-- EXERCISE --
Any pictures in the records below should be skipped; write out everything else exactly.

####################

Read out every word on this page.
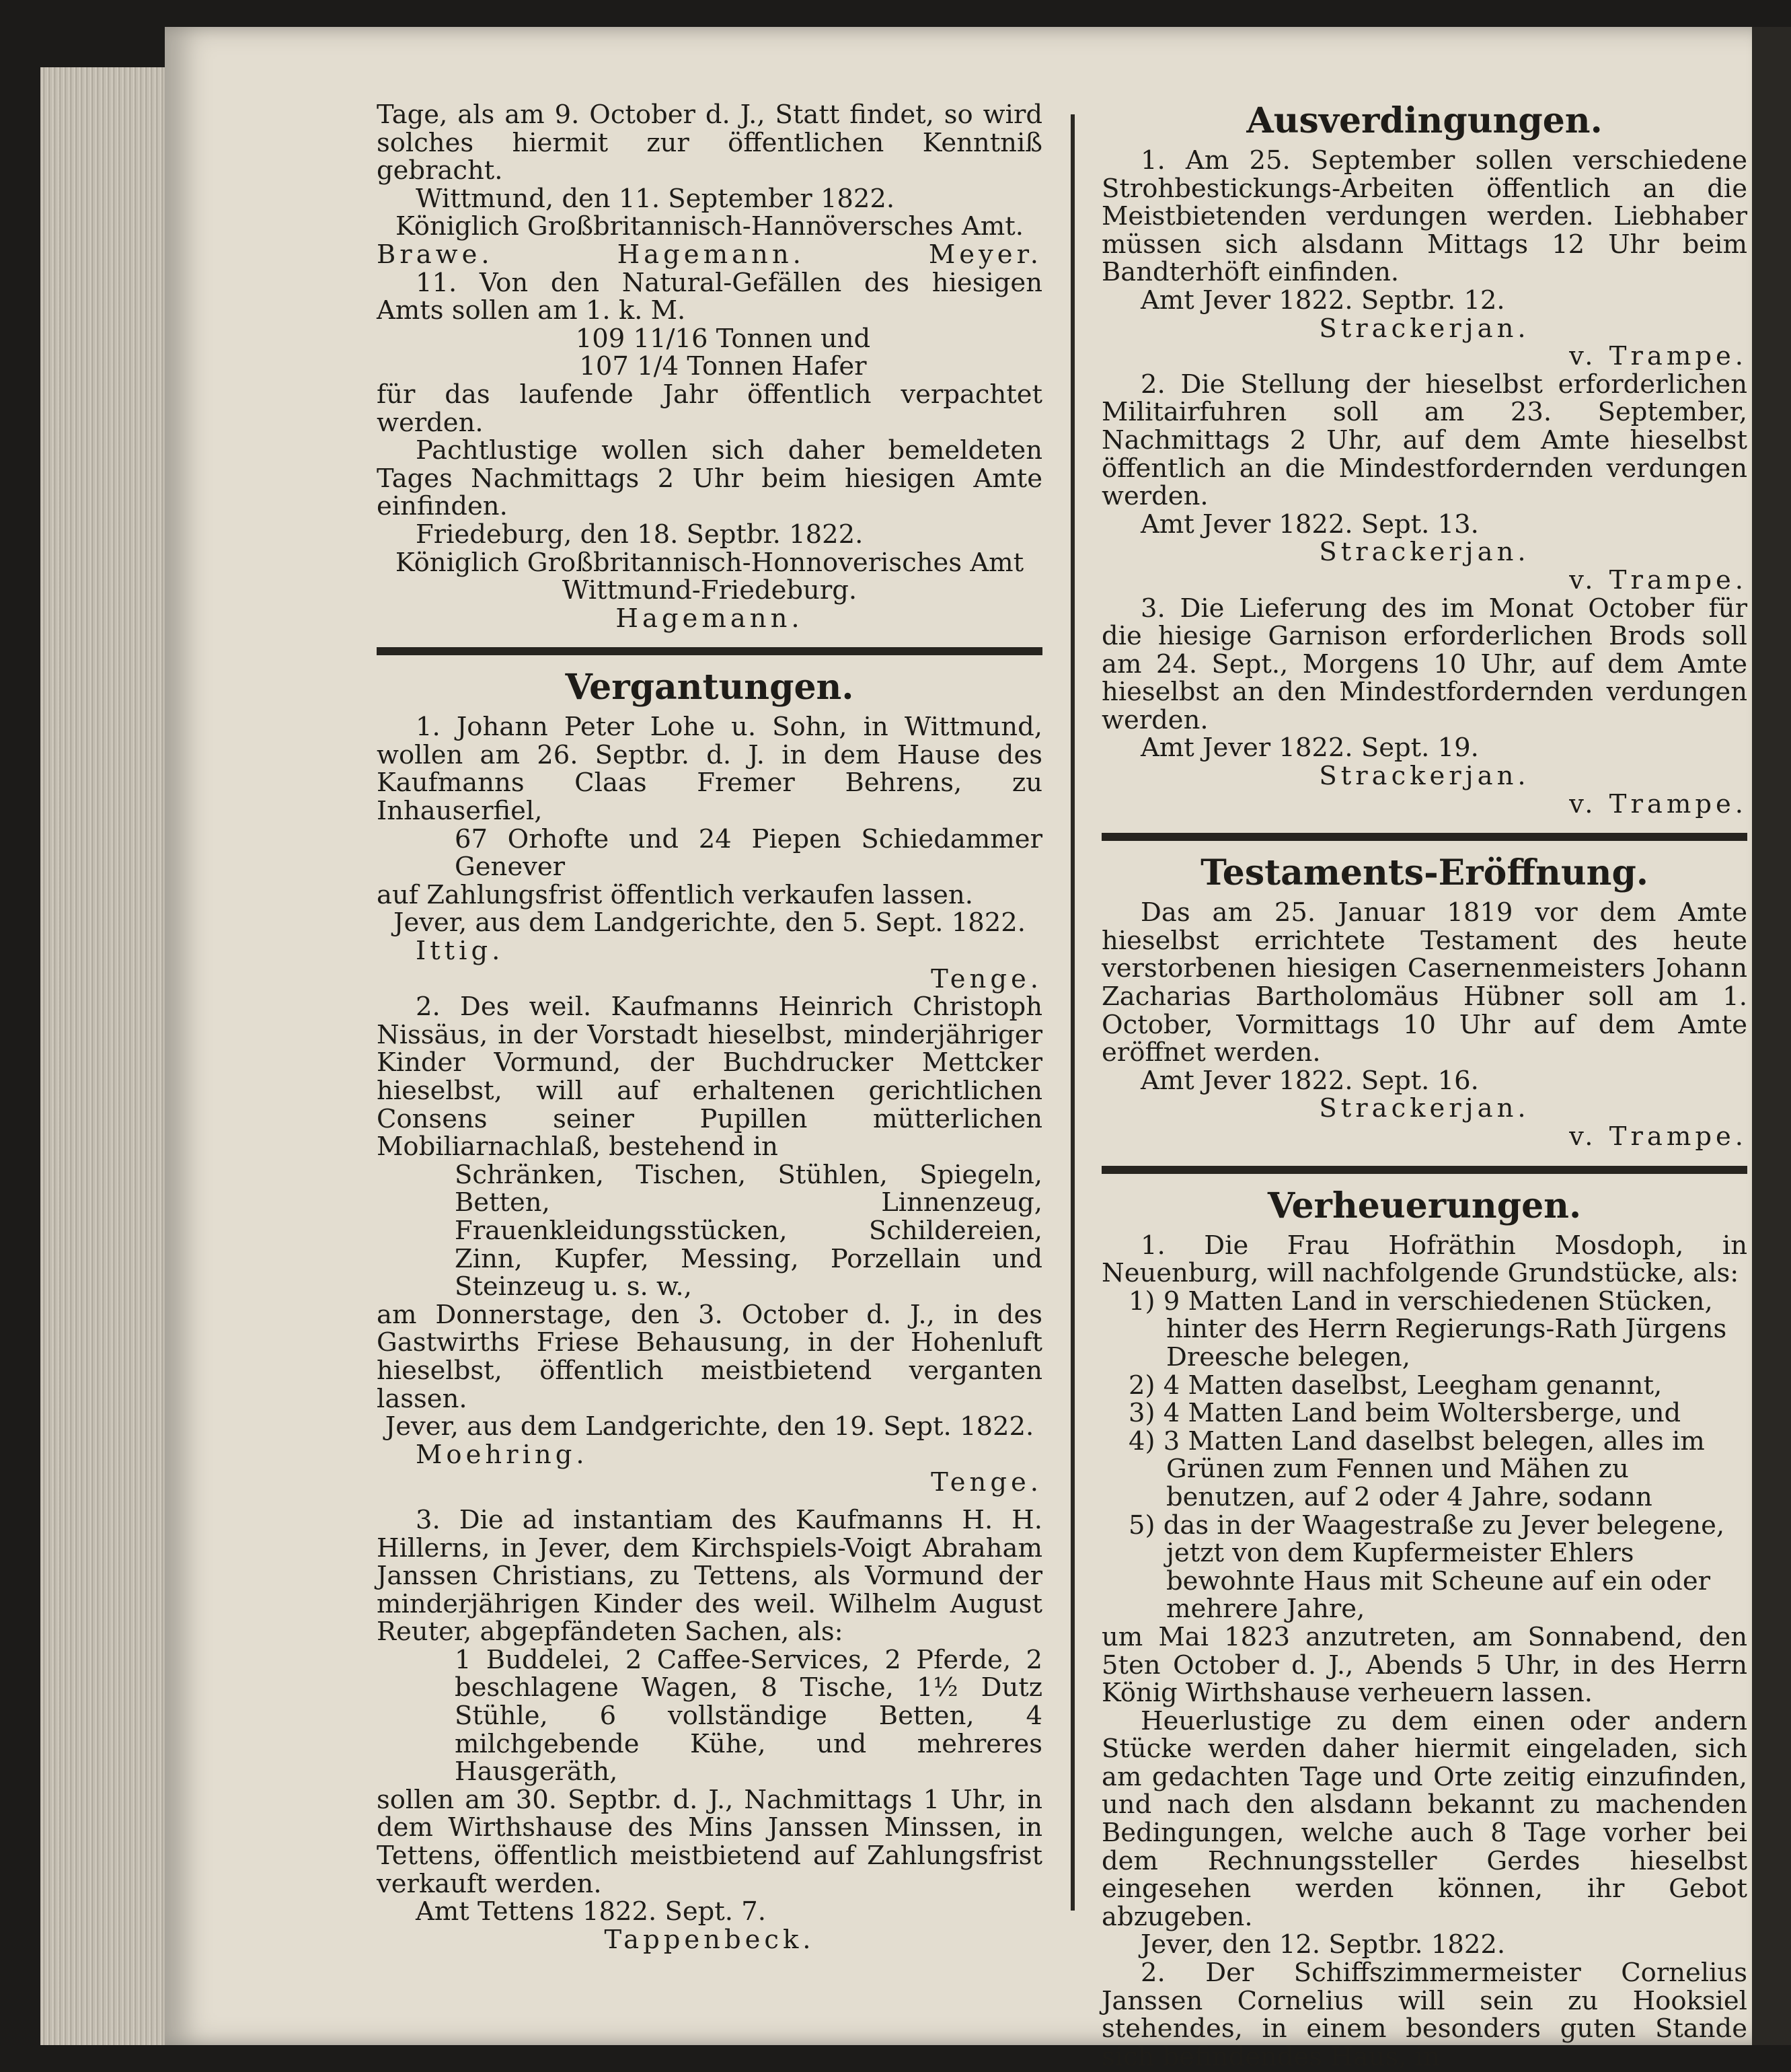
Tage, als am 9. October d. J., Statt findet, so wird solches hiermit zur öffentlichen Kenntniß gebracht.

Wittmund, den 11. September 1822.

Königlich Großbritannisch-Hannöversches Amt.

Brawe.	Hagemann.	Meyer.

11. Von den Natural-Gefällen des hiesigen Amts sollen am 1. k. M.

109 11/16 Tonnen und

107 1/4 Tonnen Hafer

für das laufende Jahr öffentlich verpachtet werden.

Pachtlustige wollen sich daher bemeldeten Tages Nachmittags 2 Uhr beim hiesigen Amte einfinden.

Friedeburg, den 18. Septbr. 1822.

Königlich Großbritannisch-Honnoverisches Amt Wittmund-Friedeburg.

Hagemann.

Vergantungen.

1. Johann Peter Lohe u. Sohn, in Wittmund, wollen am 26. Septbr. d. J. in dem Hause des Kaufmanns Claas Fremer Behrens, zu Inhauserfiel,

67 Orhofte und 24 Piepen Schiedammer Genever

auf Zahlungsfrist öffentlich verkaufen lassen.

Jever, aus dem Landgerichte, den 5. Sept. 1822.

Ittig.

Tenge.

2. Des weil. Kaufmanns Heinrich Christoph Nissäus, in der Vorstadt hieselbst, minderjähriger Kinder Vormund, der Buchdrucker Mettcker hieselbst, will auf erhaltenen gerichtlichen Consens seiner Pupillen mütterlichen Mobiliarnachlaß, bestehend in

Schränken, Tischen, Stühlen, Spiegeln, Betten, Linnenzeug, Frauenkleidungsstücken, Schildereien, Zinn, Kupfer, Messing, Porzellain und Steinzeug u. s. w.,

am Donnerstage, den 3. October d. J., in des Gastwirths Friese Behausung, in der Hohenluft hieselbst, öffentlich meistbietend verganten lassen.

Jever, aus dem Landgerichte, den 19. Sept. 1822.

Moehring.

Tenge.

3. Die ad instantiam des Kaufmanns H. H. Hillerns, in Jever, dem Kirchspiels-Voigt Abraham Janssen Christians, zu Tettens, als Vormund der minderjährigen Kinder des weil. Wilhelm August Reuter, abgepfändeten Sachen, als:

1 Buddelei, 2 Caffee-Services, 2 Pferde, 2 beschlagene Wagen, 8 Tische, 1½ Dutz Stühle, 6 vollständige Betten, 4 milchgebende Kühe, und mehreres Hausgeräth,

sollen am 30. Septbr. d. J., Nachmittags 1 Uhr, in dem Wirthshause des Mins Janssen Minssen, in Tettens, öffentlich meistbietend auf Zahlungsfrist verkauft werden.

Amt Tettens 1822. Sept. 7.

Tappenbeck.

Ausverdingungen.

1. Am 25. September sollen verschiedene Strohbestickungs-Arbeiten öffentlich an die Meistbietenden verdungen werden. Liebhaber müssen sich alsdann Mittags 12 Uhr beim Bandterhöft einfinden.

Amt Jever 1822. Septbr. 12.

Strackerjan.

v. Trampe.

2. Die Stellung der hieselbst erforderlichen Militairfuhren soll am 23. September, Nachmittags 2 Uhr, auf dem Amte hieselbst öffentlich an die Mindestfordernden verdungen werden.

Amt Jever 1822. Sept. 13.

Strackerjan.

v. Trampe.

3. Die Lieferung des im Monat October für die hiesige Garnison erforderlichen Brods soll am 24. Sept., Morgens 10 Uhr, auf dem Amte hieselbst an den Mindestfordernden verdungen werden.

Amt Jever 1822. Sept. 19.

Strackerjan.

v. Trampe.

Testaments-Eröffnung.

Das am 25. Januar 1819 vor dem Amte hieselbst errichtete Testament des heute verstorbenen hiesigen Casernenmeisters Johann Zacharias Bartholomäus Hübner soll am 1. October, Vormittags 10 Uhr auf dem Amte eröffnet werden.

Amt Jever 1822. Sept. 16.

Strackerjan.

v. Trampe.

Verheuerungen.

1. Die Frau Hofräthin Mosdoph, in Neuenburg, will nachfolgende Grundstücke, als:

1) 9 Matten Land in verschiedenen Stücken, hinter des Herrn Regierungs-Rath Jürgens Dreesche belegen,
2) 4 Matten daselbst, Leegham genannt,
3) 4 Matten Land beim Woltersberge, und
4) 3 Matten Land daselbst belegen, alles im Grünen zum Fennen und Mähen zu benutzen, auf 2 oder 4 Jahre, sodann
5) das in der Waagestraße zu Jever belegene, jetzt von dem Kupfermeister Ehlers bewohnte Haus mit Scheune auf ein oder mehrere Jahre,

um Mai 1823 anzutreten, am Sonnabend, den 5ten October d. J., Abends 5 Uhr, in des Herrn König Wirthshause verheuern lassen.

Heuerlustige zu dem einen oder andern Stücke werden daher hiermit eingeladen, sich am gedachten Tage und Orte zeitig einzufinden, und nach den alsdann bekannt zu machenden Bedingungen, welche auch 8 Tage vorher bei dem Rechnungssteller Gerdes hieselbst eingesehen werden können, ihr Gebot abzugeben.

Jever, den 12. Septbr. 1822.

2. Der Schiffszimmermeister Cornelius Janssen Cornelius will sein zu Hooksiel stehendes, in einem besonders guten Stande sich befindendes Haus, in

####################

-- SOLUTION TO THIS PROBLEM --
Read out every word on this page.
Tage, als am 9. October d. J., Statt findet, so wird solches hiermit zur öffentlichen Kenntniß gebracht.

Wittmund, den 11. September 1822.

Königlich Großbritannisch-Hannöversches Amt.

Brawe.	Hagemann.	Meyer.

11. Von den Natural-Gefällen des hiesigen Amts sollen am 1. k. M.

109 11/16 Tonnen und

107 1/4 Tonnen Hafer

für das laufende Jahr öffentlich verpachtet werden.

Pachtlustige wollen sich daher bemeldeten Tages Nachmittags 2 Uhr beim hiesigen Amte einfinden.

Friedeburg, den 18. Septbr. 1822.

Königlich Großbritannisch-Honnoverisches Amt Wittmund-Friedeburg.

Hagemann.

Vergantungen.

1. Johann Peter Lohe u. Sohn, in Wittmund, wollen am 26. Septbr. d. J. in dem Hause des Kaufmanns Claas Fremer Behrens, zu Inhauserfiel,

67 Orhofte und 24 Piepen Schiedammer Genever

auf Zahlungsfrist öffentlich verkaufen lassen.

Jever, aus dem Landgerichte, den 5. Sept. 1822.

Ittig.

Tenge.

2. Des weil. Kaufmanns Heinrich Christoph Nissäus, in der Vorstadt hieselbst, minderjähriger Kinder Vormund, der Buchdrucker Mettcker hieselbst, will auf erhaltenen gerichtlichen Consens seiner Pupillen mütterlichen Mobiliarnachlaß, bestehend in

Schränken, Tischen, Stühlen, Spiegeln, Betten, Linnenzeug, Frauenkleidungsstücken, Schildereien, Zinn, Kupfer, Messing, Porzellain und Steinzeug u. s. w.,

am Donnerstage, den 3. October d. J., in des Gastwirths Friese Behausung, in der Hohenluft hieselbst, öffentlich meistbietend verganten lassen.

Jever, aus dem Landgerichte, den 19. Sept. 1822.

Moehring.

Tenge.

3. Die ad instantiam des Kaufmanns H. H. Hillerns, in Jever, dem Kirchspiels-Voigt Abraham Janssen Christians, zu Tettens, als Vormund der minderjährigen Kinder des weil. Wilhelm August Reuter, abgepfändeten Sachen, als:

1 Buddelei, 2 Caffee-Services, 2 Pferde, 2 beschlagene Wagen, 8 Tische, 1½ Dutz Stühle, 6 vollständige Betten, 4 milchgebende Kühe, und mehreres Hausgeräth,

sollen am 30. Septbr. d. J., Nachmittags 1 Uhr, in dem Wirthshause des Mins Janssen Minssen, in Tettens, öffentlich meistbietend auf Zahlungsfrist verkauft werden.

Amt Tettens 1822. Sept. 7.

Tappenbeck.

Ausverdingungen.

1. Am 25. September sollen verschiedene Strohbestickungs-Arbeiten öffentlich an die Meistbietenden verdungen werden. Liebhaber müssen sich alsdann Mittags 12 Uhr beim Bandterhöft einfinden.

Amt Jever 1822. Septbr. 12.

Strackerjan.

v. Trampe.

2. Die Stellung der hieselbst erforderlichen Militairfuhren soll am 23. September, Nachmittags 2 Uhr, auf dem Amte hieselbst öffentlich an die Mindestfordernden verdungen werden.

Amt Jever 1822. Sept. 13.

Strackerjan.

v. Trampe.

3. Die Lieferung des im Monat October für die hiesige Garnison erforderlichen Brods soll am 24. Sept., Morgens 10 Uhr, auf dem Amte hieselbst an den Mindestfordernden verdungen werden.

Amt Jever 1822. Sept. 19.

Strackerjan.

v. Trampe.

Testaments-Eröffnung.

Das am 25. Januar 1819 vor dem Amte hieselbst errichtete Testament des heute verstorbenen hiesigen Casernenmeisters Johann Zacharias Bartholomäus Hübner soll am 1. October, Vormittags 10 Uhr auf dem Amte eröffnet werden.

Amt Jever 1822. Sept. 16.

Strackerjan.

v. Trampe.

Verheuerungen.

1. Die Frau Hofräthin Mosdoph, in Neuenburg, will nachfolgende Grundstücke, als:

1) 9 Matten Land in verschiedenen Stücken, hinter des Herrn Regierungs-Rath Jürgens Dreesche belegen,
2) 4 Matten daselbst, Leegham genannt,
3) 4 Matten Land beim Woltersberge, und
4) 3 Matten Land daselbst belegen, alles im Grünen zum Fennen und Mähen zu benutzen, auf 2 oder 4 Jahre, sodann
5) das in der Waagestraße zu Jever belegene, jetzt von dem Kupfermeister Ehlers bewohnte Haus mit Scheune auf ein oder mehrere Jahre,

um Mai 1823 anzutreten, am Sonnabend, den 5ten October d. J., Abends 5 Uhr, in des Herrn König Wirthshause verheuern lassen.

Heuerlustige zu dem einen oder andern Stücke werden daher hiermit eingeladen, sich am gedachten Tage und Orte zeitig einzufinden, und nach den alsdann bekannt zu machenden Bedingungen, welche auch 8 Tage vorher bei dem Rechnungssteller Gerdes hieselbst eingesehen werden können, ihr Gebot abzugeben.

Jever, den 12. Septbr. 1822.

2. Der Schiffszimmermeister Cornelius Janssen Cornelius will sein zu Hooksiel stehendes, in einem besonders guten Stande sich befindendes Haus, in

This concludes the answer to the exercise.